To do – Please copy the listing word for word from its first line through the line containing "What elements are", including that line. Leave the pictures out.

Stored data
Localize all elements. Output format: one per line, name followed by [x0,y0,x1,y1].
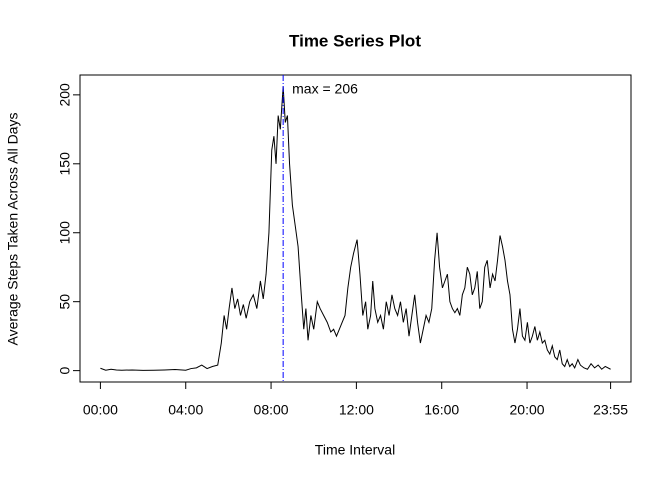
x-tick-label: 16:00 [424,402,459,418]
y-tick-label: 200 [57,83,73,107]
chart-title: Time Series Plot [289,31,421,50]
y-tick-label: 0 [57,367,73,375]
x-tick-label: 08:00 [254,402,289,418]
y-tick-label: 50 [57,294,73,310]
x-tick-label: 20:00 [510,402,545,418]
x-tick-label: 12:00 [339,402,374,418]
x-tick-label: 23:55 [593,402,628,418]
x-tick-label: 00:00 [83,402,118,418]
max-annotation: max = 206 [292,81,358,97]
x-tick-label: 04:00 [168,402,203,418]
x-axis-label: Time Interval [315,442,395,458]
data-line [100,86,611,371]
y-axis-label: Average Steps Taken Across All Days [5,113,21,346]
plot-frame [79,74,632,383]
y-tick-label: 150 [57,152,73,176]
y-tick-label: 100 [57,221,73,245]
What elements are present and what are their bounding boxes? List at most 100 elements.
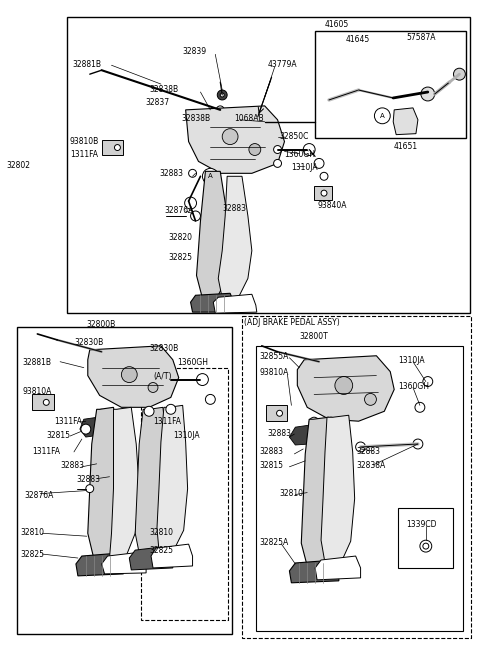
Text: 41645: 41645 (346, 35, 370, 45)
Bar (266, 405, 288, 421)
Circle shape (415, 402, 425, 412)
Polygon shape (315, 556, 360, 580)
Circle shape (217, 90, 227, 100)
Text: 57587A: 57587A (406, 33, 435, 41)
Polygon shape (109, 407, 139, 560)
Text: 32883: 32883 (268, 429, 292, 438)
Bar (242, 316, 471, 639)
Circle shape (364, 394, 376, 405)
Circle shape (321, 190, 327, 196)
Text: 43779A: 43779A (268, 60, 297, 69)
Text: 1310JA: 1310JA (291, 163, 318, 172)
Circle shape (413, 439, 423, 449)
Circle shape (189, 170, 196, 178)
Circle shape (309, 417, 319, 427)
Polygon shape (297, 356, 394, 421)
Bar (256, 346, 463, 631)
Text: 32850C: 32850C (279, 132, 309, 141)
Circle shape (222, 128, 238, 145)
Polygon shape (135, 407, 169, 556)
Circle shape (96, 409, 107, 419)
Text: 32876A: 32876A (24, 491, 54, 500)
Bar (398, 508, 453, 568)
Text: 32825A: 32825A (260, 538, 289, 547)
Bar (102, 140, 123, 155)
Circle shape (421, 87, 435, 101)
Polygon shape (157, 405, 188, 553)
Polygon shape (88, 346, 179, 407)
Text: 41605: 41605 (325, 20, 349, 29)
Text: 32881B: 32881B (23, 358, 51, 367)
Text: 41651: 41651 (393, 141, 417, 151)
Circle shape (81, 424, 91, 434)
Circle shape (454, 68, 466, 80)
Circle shape (276, 410, 283, 416)
Circle shape (196, 373, 208, 386)
Bar (315, 31, 467, 138)
Circle shape (423, 377, 433, 386)
Text: 1311FA: 1311FA (54, 417, 82, 426)
Bar (67, 16, 470, 313)
Bar (314, 186, 332, 200)
Text: 1310JA: 1310JA (398, 356, 425, 365)
Circle shape (420, 540, 432, 552)
Circle shape (144, 406, 154, 416)
Text: 32830B: 32830B (74, 338, 103, 347)
Text: 32825: 32825 (21, 550, 45, 559)
Text: 32883: 32883 (260, 447, 284, 456)
Bar (17, 327, 232, 635)
Circle shape (205, 394, 216, 404)
Bar (33, 394, 54, 410)
Text: 1310JA: 1310JA (173, 431, 199, 440)
Text: (A/T): (A/T) (153, 371, 171, 381)
Polygon shape (76, 553, 123, 576)
Text: 32825: 32825 (149, 546, 173, 555)
Text: 32883: 32883 (60, 461, 84, 470)
Bar (141, 367, 228, 620)
Text: 32876A: 32876A (165, 206, 194, 215)
Text: 32825: 32825 (169, 253, 193, 261)
Text: 32838A: 32838A (357, 461, 386, 470)
Text: 1339CD: 1339CD (406, 520, 436, 529)
Text: 1311FA: 1311FA (153, 417, 181, 426)
Text: 32810: 32810 (279, 489, 303, 498)
Text: 32883: 32883 (76, 475, 100, 484)
Circle shape (249, 143, 261, 155)
Circle shape (257, 117, 267, 126)
Circle shape (320, 172, 328, 180)
Text: 32800B: 32800B (87, 320, 116, 329)
Polygon shape (80, 417, 104, 437)
Text: 32838B: 32838B (149, 85, 178, 94)
Text: 32838B: 32838B (181, 114, 210, 123)
Polygon shape (88, 407, 123, 560)
Circle shape (191, 211, 201, 221)
Text: 1068AB: 1068AB (234, 114, 264, 123)
Text: 32800T: 32800T (300, 332, 328, 341)
Circle shape (114, 145, 120, 151)
Text: 32802: 32802 (7, 161, 31, 170)
Polygon shape (213, 294, 257, 313)
Polygon shape (289, 425, 314, 445)
Text: 32815: 32815 (46, 431, 70, 440)
Polygon shape (151, 544, 192, 568)
Polygon shape (196, 172, 232, 298)
Circle shape (274, 159, 281, 168)
Polygon shape (191, 293, 236, 312)
Circle shape (166, 404, 176, 414)
Text: 1311FA: 1311FA (70, 149, 98, 159)
Text: 32837: 32837 (145, 98, 169, 107)
Text: 1360GH: 1360GH (177, 358, 208, 367)
Circle shape (203, 168, 218, 184)
Polygon shape (129, 546, 173, 570)
Circle shape (43, 400, 49, 405)
Circle shape (303, 143, 315, 155)
Polygon shape (218, 176, 252, 300)
Text: 1360GH: 1360GH (398, 382, 429, 390)
Text: 32883: 32883 (357, 447, 381, 456)
Text: 32881B: 32881B (72, 60, 101, 69)
Circle shape (114, 409, 124, 419)
Text: A: A (208, 174, 213, 179)
Polygon shape (289, 560, 339, 583)
Circle shape (374, 108, 390, 124)
Text: (ADJ BRAKE PEDAL ASSY): (ADJ BRAKE PEDAL ASSY) (244, 318, 340, 327)
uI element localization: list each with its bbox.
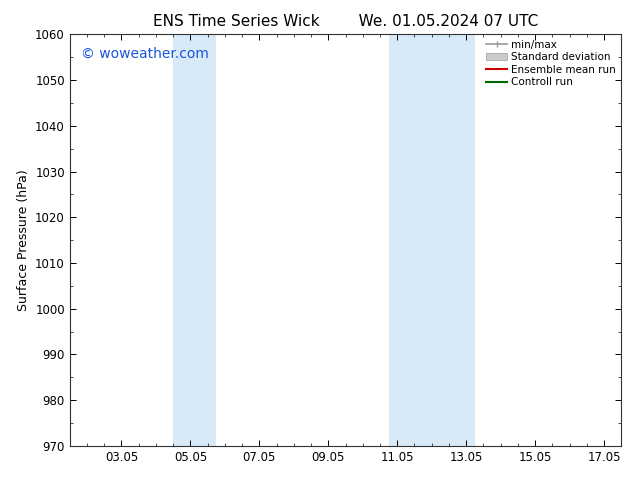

Solution to the problem –
Localize all elements. Output format: one per line, name followed by [x0,y0,x1,y1].
x-tick-label: 16:00 [424,402,459,418]
y-tick-label: 200 [57,83,73,107]
chart-title: Time Series Plot [289,31,421,50]
y-tick-label: 0 [57,367,73,375]
x-tick-label: 08:00 [254,402,289,418]
y-tick-label: 50 [57,294,73,310]
x-tick-label: 20:00 [510,402,545,418]
x-tick-label: 12:00 [339,402,374,418]
x-tick-label: 23:55 [593,402,628,418]
x-tick-label: 00:00 [83,402,118,418]
max-annotation: max = 206 [292,81,358,97]
x-tick-label: 04:00 [168,402,203,418]
x-axis-label: Time Interval [315,442,395,458]
data-line [100,86,611,371]
y-axis-label: Average Steps Taken Across All Days [5,113,21,346]
plot-frame [79,74,632,383]
y-tick-label: 150 [57,152,73,176]
y-tick-label: 100 [57,221,73,245]
What elements are present and what are their bounding boxes? List at most 100 elements.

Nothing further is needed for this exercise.